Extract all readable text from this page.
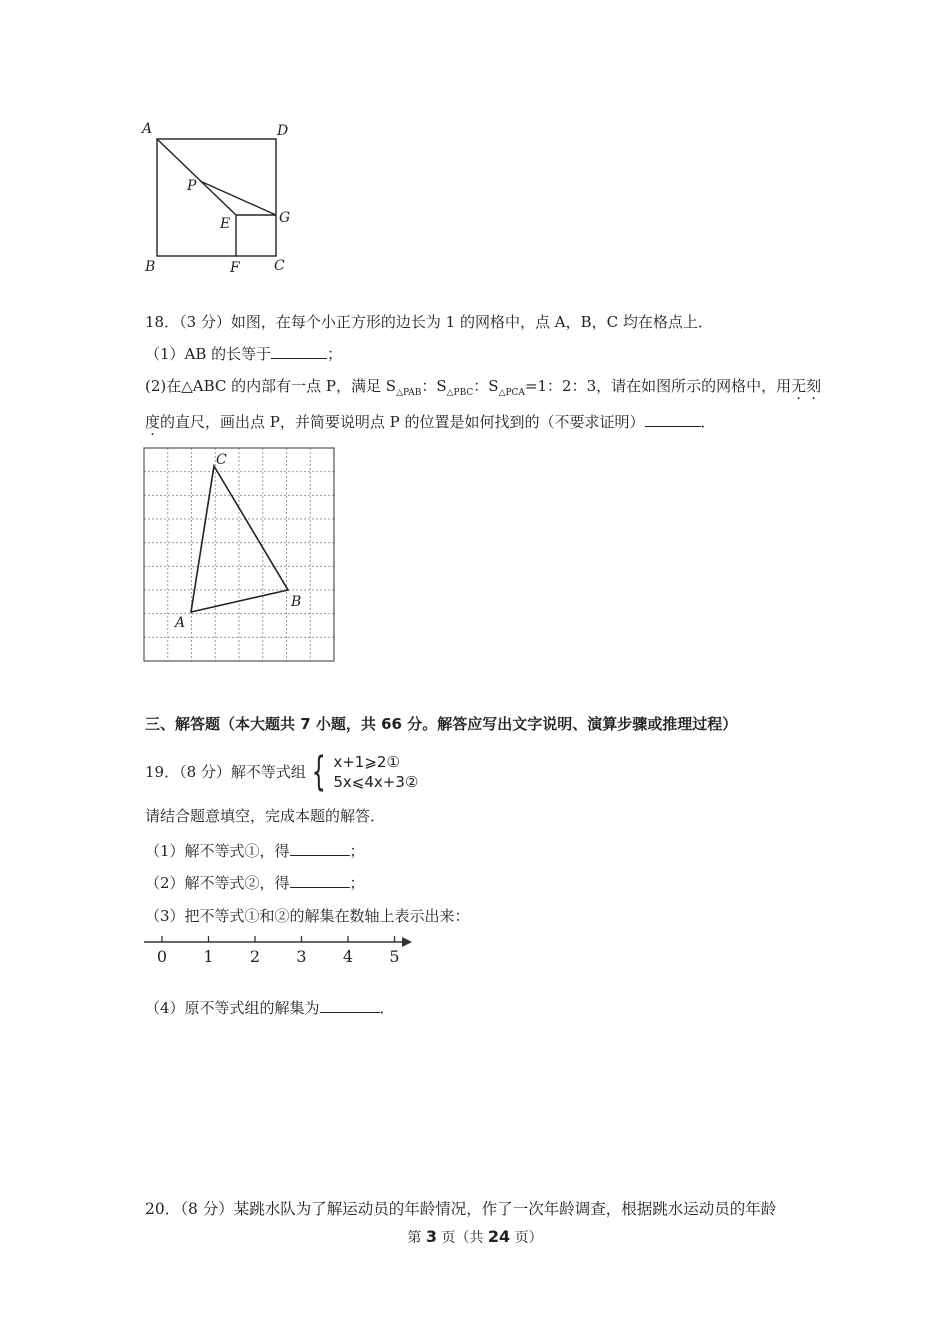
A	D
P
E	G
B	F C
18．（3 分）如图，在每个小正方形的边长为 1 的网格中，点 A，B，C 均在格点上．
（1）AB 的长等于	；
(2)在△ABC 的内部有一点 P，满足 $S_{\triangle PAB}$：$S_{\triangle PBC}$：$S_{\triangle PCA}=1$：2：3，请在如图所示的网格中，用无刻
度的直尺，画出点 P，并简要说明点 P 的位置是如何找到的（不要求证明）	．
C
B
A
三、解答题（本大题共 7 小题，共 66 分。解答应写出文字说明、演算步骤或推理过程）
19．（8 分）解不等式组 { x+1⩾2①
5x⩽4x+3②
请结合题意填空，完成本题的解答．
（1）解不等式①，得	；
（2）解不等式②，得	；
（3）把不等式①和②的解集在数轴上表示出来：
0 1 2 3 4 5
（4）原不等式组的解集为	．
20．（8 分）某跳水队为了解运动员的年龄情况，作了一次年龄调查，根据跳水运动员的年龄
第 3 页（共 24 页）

□ □ □ □

Description of the task: Copy the whole listing above word for word but do not carry over the pictures.

Complete response:
Extract all readable text from this page.
A	D
P
E	G
B	F C
18．（3 分）如图，在每个小正方形的边长为 1 的网格中，点 A，B，C 均在格点上．
（1）AB 的长等于	；
(2)在△ABC 的内部有一点 P，满足 $S_{\triangle PAB}$：$S_{\triangle PBC}$：$S_{\triangle PCA}=1$：2：3，请在如图所示的网格中，用无刻
度的直尺，画出点 P，并简要说明点 P 的位置是如何找到的（不要求证明）	．
C
B
A
三、解答题（本大题共 7 小题，共 66 分。解答应写出文字说明、演算步骤或推理过程）
19．（8 分）解不等式组 { x+1⩾2①
5x⩽4x+3②
请结合题意填空，完成本题的解答．
（1）解不等式①，得	；
（2）解不等式②，得	；
（3）把不等式①和②的解集在数轴上表示出来：
0 1 2 3 4 5
（4）原不等式组的解集为	．
20．（8 分）某跳水队为了解运动员的年龄情况，作了一次年龄调查，根据跳水运动员的年龄
第 3 页（共 24 页）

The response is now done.